Leave out the pictures and repeat the data exactly.

### Records shown ###

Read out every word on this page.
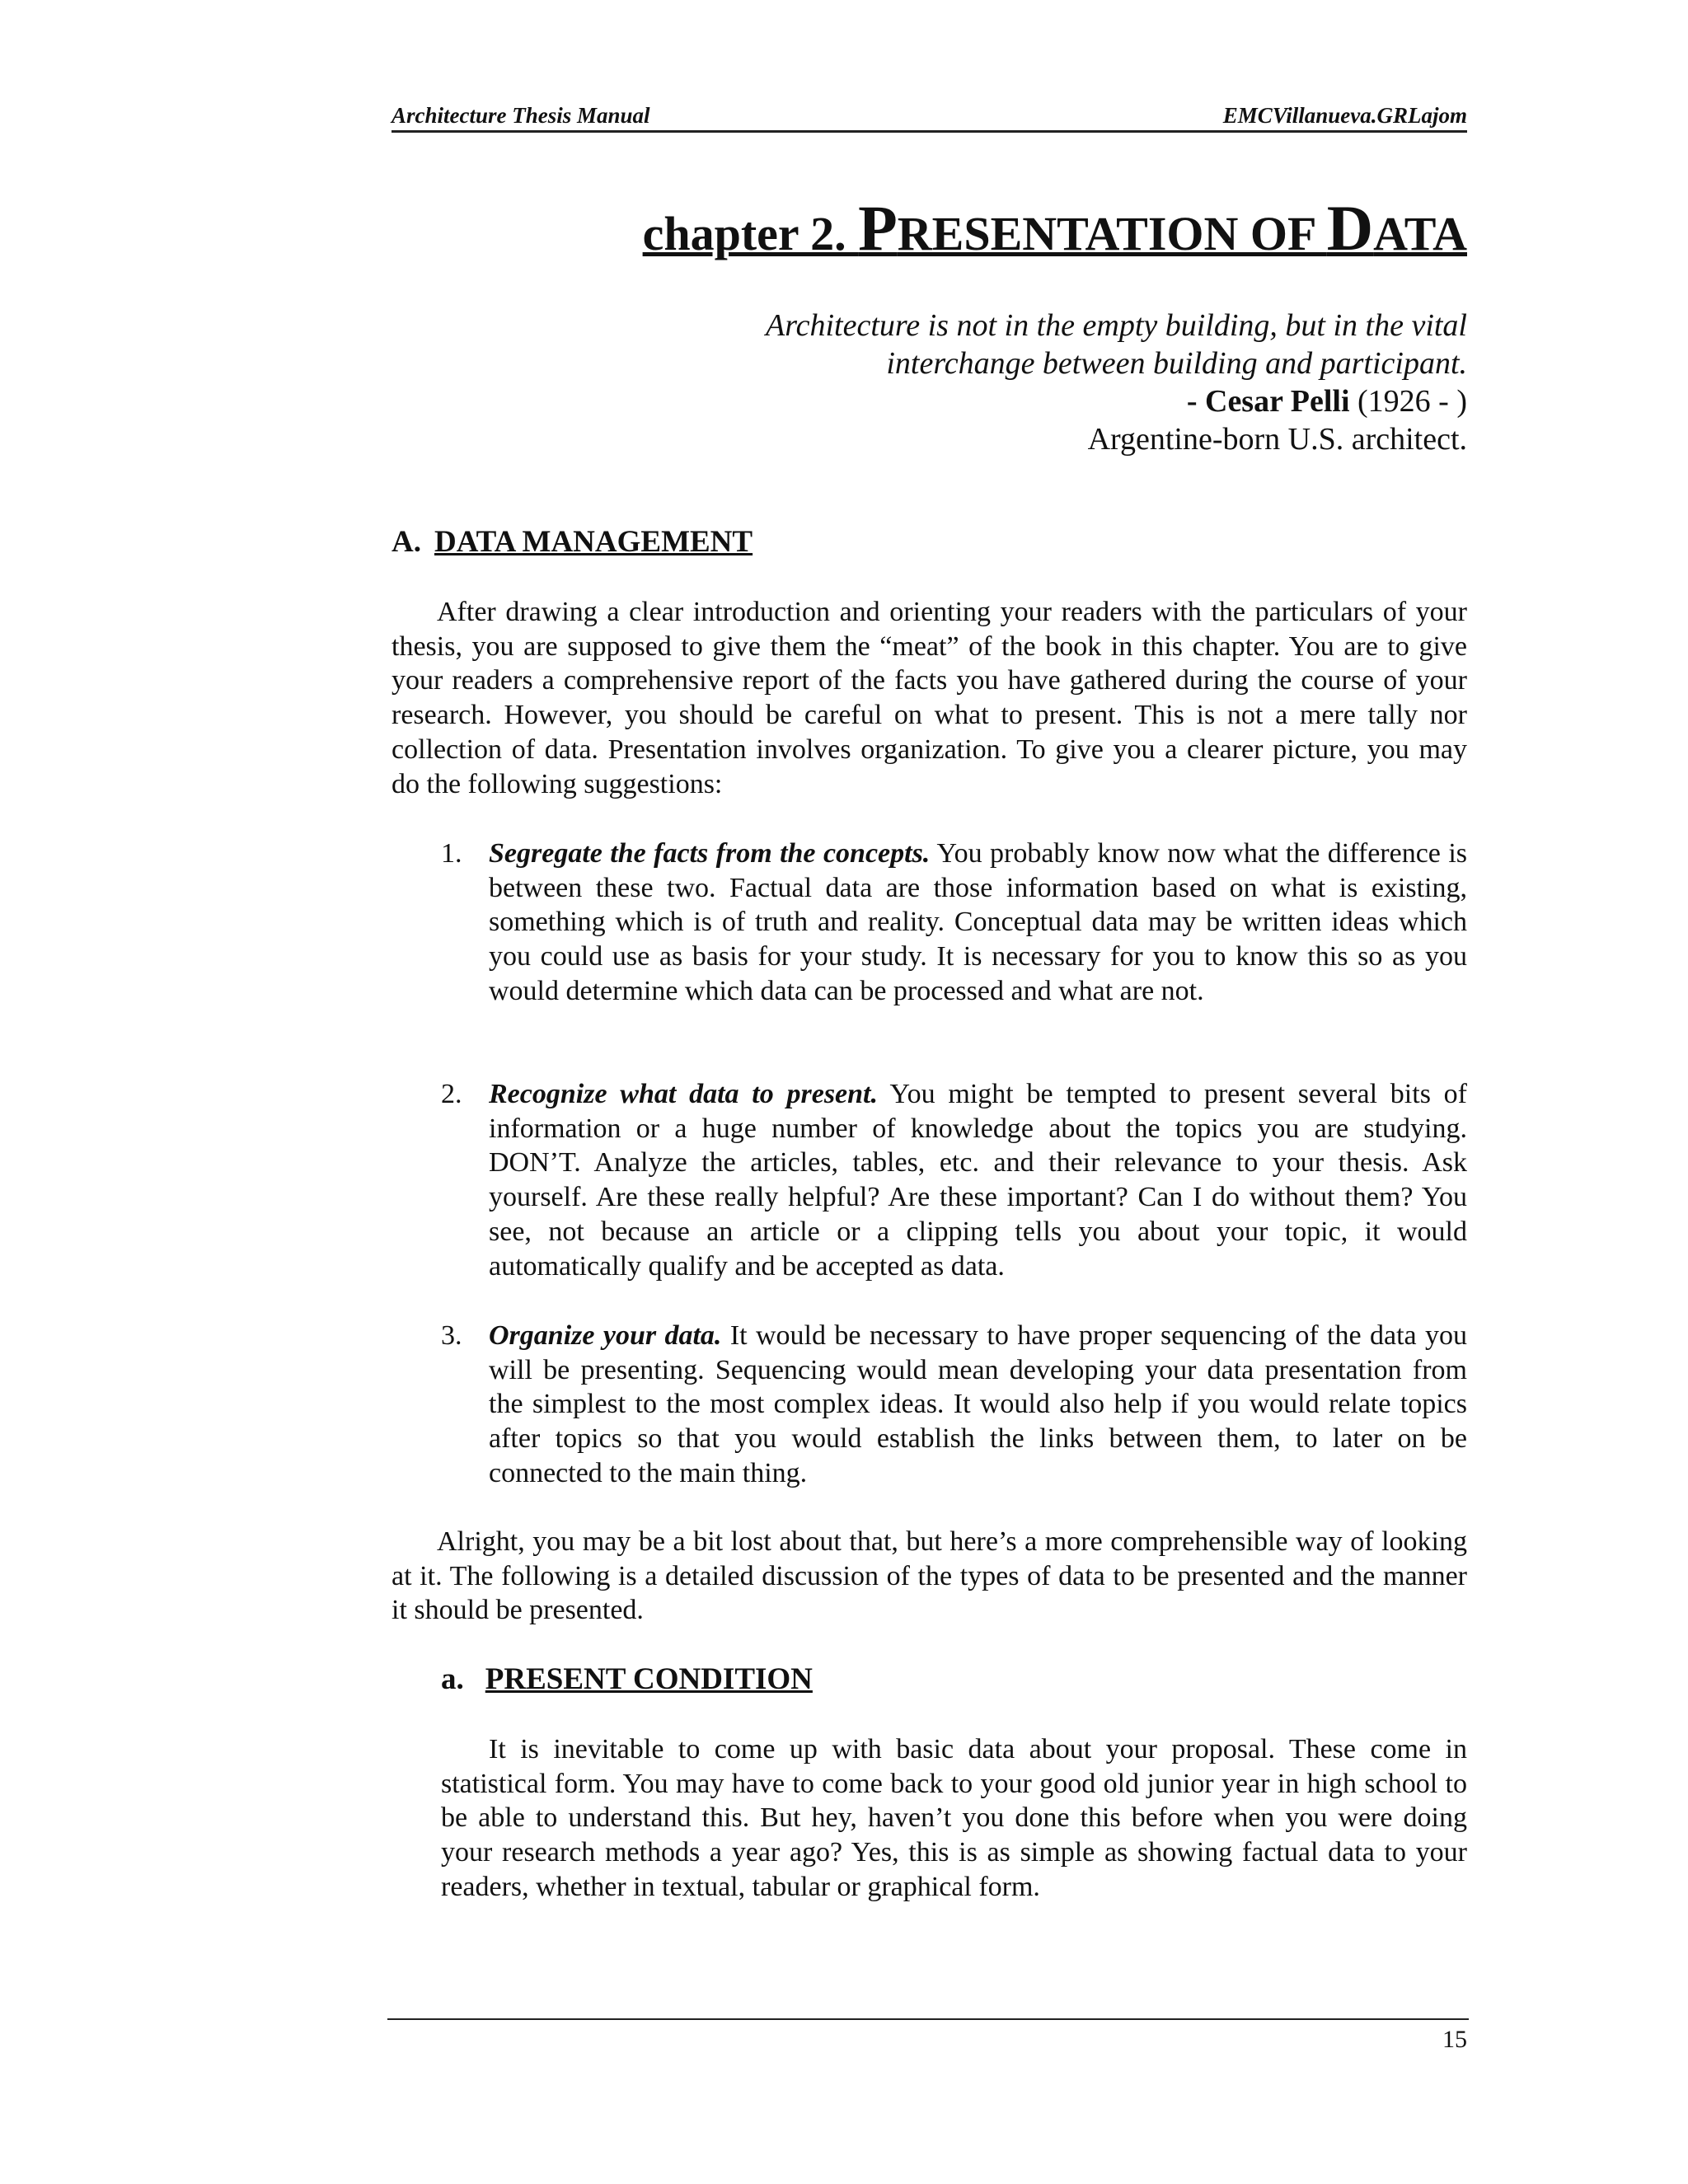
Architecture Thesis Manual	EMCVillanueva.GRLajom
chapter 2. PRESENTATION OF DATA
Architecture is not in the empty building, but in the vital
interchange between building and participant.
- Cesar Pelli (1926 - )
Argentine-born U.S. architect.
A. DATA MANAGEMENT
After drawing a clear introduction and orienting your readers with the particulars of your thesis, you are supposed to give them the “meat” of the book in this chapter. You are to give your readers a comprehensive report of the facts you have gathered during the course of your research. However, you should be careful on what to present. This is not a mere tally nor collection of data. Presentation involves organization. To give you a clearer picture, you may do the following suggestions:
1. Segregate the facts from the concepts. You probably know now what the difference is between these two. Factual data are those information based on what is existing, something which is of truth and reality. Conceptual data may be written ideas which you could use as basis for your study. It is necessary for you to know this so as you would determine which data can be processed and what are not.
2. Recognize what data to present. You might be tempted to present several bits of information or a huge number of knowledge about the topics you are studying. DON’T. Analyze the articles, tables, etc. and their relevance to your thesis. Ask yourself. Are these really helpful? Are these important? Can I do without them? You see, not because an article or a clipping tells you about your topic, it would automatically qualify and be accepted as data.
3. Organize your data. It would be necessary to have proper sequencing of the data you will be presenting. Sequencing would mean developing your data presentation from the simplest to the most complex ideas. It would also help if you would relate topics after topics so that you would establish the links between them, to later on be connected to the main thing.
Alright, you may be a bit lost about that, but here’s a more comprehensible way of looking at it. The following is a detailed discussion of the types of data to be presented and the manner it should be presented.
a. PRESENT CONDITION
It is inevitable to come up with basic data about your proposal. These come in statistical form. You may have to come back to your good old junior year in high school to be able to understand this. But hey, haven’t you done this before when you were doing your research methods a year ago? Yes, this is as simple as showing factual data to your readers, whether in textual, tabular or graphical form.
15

###

Exercise result:
Read out every word on this page.
Architecture Thesis Manual	EMCVillanueva.GRLajom
chapter 2. PRESENTATION OF DATA
Architecture is not in the empty building, but in the vital
interchange between building and participant.
- Cesar Pelli (1926 - )
Argentine-born U.S. architect.
A. DATA MANAGEMENT
After drawing a clear introduction and orienting your readers with the particulars of your thesis, you are supposed to give them the “meat” of the book in this chapter. You are to give your readers a comprehensive report of the facts you have gathered during the course of your research. However, you should be careful on what to present. This is not a mere tally nor collection of data. Presentation involves organization. To give you a clearer picture, you may do the following suggestions:
1. Segregate the facts from the concepts. You probably know now what the difference is between these two. Factual data are those information based on what is existing, something which is of truth and reality. Conceptual data may be written ideas which you could use as basis for your study. It is necessary for you to know this so as you would determine which data can be processed and what are not.
2. Recognize what data to present. You might be tempted to present several bits of information or a huge number of knowledge about the topics you are studying. DON’T. Analyze the articles, tables, etc. and their relevance to your thesis. Ask yourself. Are these really helpful? Are these important? Can I do without them? You see, not because an article or a clipping tells you about your topic, it would automatically qualify and be accepted as data.
3. Organize your data. It would be necessary to have proper sequencing of the data you will be presenting. Sequencing would mean developing your data presentation from the simplest to the most complex ideas. It would also help if you would relate topics after topics so that you would establish the links between them, to later on be connected to the main thing.
Alright, you may be a bit lost about that, but here’s a more comprehensible way of looking at it. The following is a detailed discussion of the types of data to be presented and the manner it should be presented.
a. PRESENT CONDITION
It is inevitable to come up with basic data about your proposal. These come in statistical form. You may have to come back to your good old junior year in high school to be able to understand this. But hey, haven’t you done this before when you were doing your research methods a year ago? Yes, this is as simple as showing factual data to your readers, whether in textual, tabular or graphical form.
15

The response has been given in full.